Input data:
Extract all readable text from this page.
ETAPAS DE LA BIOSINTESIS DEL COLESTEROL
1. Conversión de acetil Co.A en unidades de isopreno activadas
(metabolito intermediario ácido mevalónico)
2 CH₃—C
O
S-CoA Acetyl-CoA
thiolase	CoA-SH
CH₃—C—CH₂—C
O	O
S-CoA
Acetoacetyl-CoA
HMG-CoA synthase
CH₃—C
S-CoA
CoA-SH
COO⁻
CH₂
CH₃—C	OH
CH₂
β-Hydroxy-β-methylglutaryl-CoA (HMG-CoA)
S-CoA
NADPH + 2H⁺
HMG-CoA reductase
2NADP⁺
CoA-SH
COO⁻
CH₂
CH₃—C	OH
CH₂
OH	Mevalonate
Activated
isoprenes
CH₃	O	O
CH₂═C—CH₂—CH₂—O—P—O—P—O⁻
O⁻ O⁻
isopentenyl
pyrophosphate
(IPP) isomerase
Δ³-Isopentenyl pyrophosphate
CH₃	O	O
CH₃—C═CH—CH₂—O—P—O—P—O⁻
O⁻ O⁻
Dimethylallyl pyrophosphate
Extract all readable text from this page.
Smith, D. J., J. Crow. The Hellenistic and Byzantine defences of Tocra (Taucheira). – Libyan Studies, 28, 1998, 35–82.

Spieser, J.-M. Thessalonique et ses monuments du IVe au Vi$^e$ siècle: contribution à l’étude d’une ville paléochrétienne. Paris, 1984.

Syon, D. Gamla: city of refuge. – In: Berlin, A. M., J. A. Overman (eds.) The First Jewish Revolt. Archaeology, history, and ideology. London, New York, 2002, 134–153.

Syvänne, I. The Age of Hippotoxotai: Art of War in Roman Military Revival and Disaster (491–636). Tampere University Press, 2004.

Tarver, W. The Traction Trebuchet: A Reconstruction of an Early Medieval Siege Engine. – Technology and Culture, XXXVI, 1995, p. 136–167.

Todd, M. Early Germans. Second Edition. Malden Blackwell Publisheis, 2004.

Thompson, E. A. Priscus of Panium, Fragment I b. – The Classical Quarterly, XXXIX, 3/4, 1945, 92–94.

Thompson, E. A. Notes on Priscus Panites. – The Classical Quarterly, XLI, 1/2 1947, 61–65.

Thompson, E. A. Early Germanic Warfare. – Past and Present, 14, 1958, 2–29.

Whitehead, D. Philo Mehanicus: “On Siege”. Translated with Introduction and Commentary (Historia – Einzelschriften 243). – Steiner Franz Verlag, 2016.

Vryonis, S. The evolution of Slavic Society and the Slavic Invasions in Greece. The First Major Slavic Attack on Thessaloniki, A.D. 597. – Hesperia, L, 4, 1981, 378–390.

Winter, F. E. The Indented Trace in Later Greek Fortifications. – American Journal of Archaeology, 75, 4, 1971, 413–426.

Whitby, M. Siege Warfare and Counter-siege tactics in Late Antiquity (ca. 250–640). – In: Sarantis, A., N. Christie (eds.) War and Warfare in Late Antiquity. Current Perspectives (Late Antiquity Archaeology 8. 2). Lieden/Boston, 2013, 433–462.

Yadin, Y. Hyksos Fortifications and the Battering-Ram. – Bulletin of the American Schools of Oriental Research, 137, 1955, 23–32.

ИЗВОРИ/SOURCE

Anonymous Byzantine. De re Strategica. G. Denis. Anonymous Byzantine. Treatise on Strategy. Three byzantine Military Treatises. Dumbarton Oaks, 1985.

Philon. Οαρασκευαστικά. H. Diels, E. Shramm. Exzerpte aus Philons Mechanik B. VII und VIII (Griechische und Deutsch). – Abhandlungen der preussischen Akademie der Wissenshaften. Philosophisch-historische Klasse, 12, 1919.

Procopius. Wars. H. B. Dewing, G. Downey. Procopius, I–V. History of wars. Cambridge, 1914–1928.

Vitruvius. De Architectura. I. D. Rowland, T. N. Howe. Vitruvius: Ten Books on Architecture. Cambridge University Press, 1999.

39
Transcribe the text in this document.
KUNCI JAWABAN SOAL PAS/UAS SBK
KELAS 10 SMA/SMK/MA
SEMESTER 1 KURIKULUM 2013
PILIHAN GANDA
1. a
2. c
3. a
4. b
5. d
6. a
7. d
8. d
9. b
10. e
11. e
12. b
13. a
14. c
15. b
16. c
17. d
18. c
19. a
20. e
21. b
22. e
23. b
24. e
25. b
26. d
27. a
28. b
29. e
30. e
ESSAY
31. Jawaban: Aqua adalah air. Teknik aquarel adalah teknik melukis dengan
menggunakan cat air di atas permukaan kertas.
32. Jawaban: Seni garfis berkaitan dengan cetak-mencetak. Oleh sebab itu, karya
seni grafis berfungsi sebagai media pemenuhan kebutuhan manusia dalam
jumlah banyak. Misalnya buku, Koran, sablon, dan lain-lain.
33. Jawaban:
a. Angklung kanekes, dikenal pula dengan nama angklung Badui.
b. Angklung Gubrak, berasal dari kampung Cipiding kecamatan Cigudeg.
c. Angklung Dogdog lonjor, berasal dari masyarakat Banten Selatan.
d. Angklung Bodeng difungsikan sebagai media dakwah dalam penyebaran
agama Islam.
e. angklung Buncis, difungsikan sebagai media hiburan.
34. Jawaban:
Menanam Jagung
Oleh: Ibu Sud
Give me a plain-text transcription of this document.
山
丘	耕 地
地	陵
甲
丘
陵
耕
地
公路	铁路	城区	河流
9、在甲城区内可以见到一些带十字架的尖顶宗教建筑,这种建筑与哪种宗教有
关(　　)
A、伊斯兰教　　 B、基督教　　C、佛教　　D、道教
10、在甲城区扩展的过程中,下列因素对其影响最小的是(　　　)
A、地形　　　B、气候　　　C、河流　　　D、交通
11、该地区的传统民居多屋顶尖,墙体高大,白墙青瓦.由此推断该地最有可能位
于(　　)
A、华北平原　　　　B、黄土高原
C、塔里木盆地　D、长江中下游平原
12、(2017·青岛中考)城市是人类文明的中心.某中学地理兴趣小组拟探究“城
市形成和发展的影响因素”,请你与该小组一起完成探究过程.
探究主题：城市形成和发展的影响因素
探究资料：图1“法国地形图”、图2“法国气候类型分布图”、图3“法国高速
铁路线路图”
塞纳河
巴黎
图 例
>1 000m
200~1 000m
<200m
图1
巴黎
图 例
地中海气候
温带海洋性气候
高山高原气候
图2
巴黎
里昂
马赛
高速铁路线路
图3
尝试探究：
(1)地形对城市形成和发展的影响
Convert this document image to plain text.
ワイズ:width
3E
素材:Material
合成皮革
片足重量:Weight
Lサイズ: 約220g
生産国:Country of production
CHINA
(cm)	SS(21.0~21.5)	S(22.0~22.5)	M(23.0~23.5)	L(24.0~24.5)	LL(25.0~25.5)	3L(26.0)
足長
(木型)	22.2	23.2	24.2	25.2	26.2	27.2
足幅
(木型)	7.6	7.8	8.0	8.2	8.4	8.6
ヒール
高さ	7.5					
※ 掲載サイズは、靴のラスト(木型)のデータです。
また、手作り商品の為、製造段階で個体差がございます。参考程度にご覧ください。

Work required: Filter the listing above by the word "Military"; copy each line that passes.

Expected answer:
Syvänne, I. The Age of Hippotoxotai: Art of War in Roman Military Revival and Disaster (491–636). Tampere University Press, 2004.
Anonymous Byzantine. De re Strategica. G. Denis. Anonymous Byzantine. Treatise on Strategy. Three byzantine Military Treatises. Dumbarton Oaks, 1985.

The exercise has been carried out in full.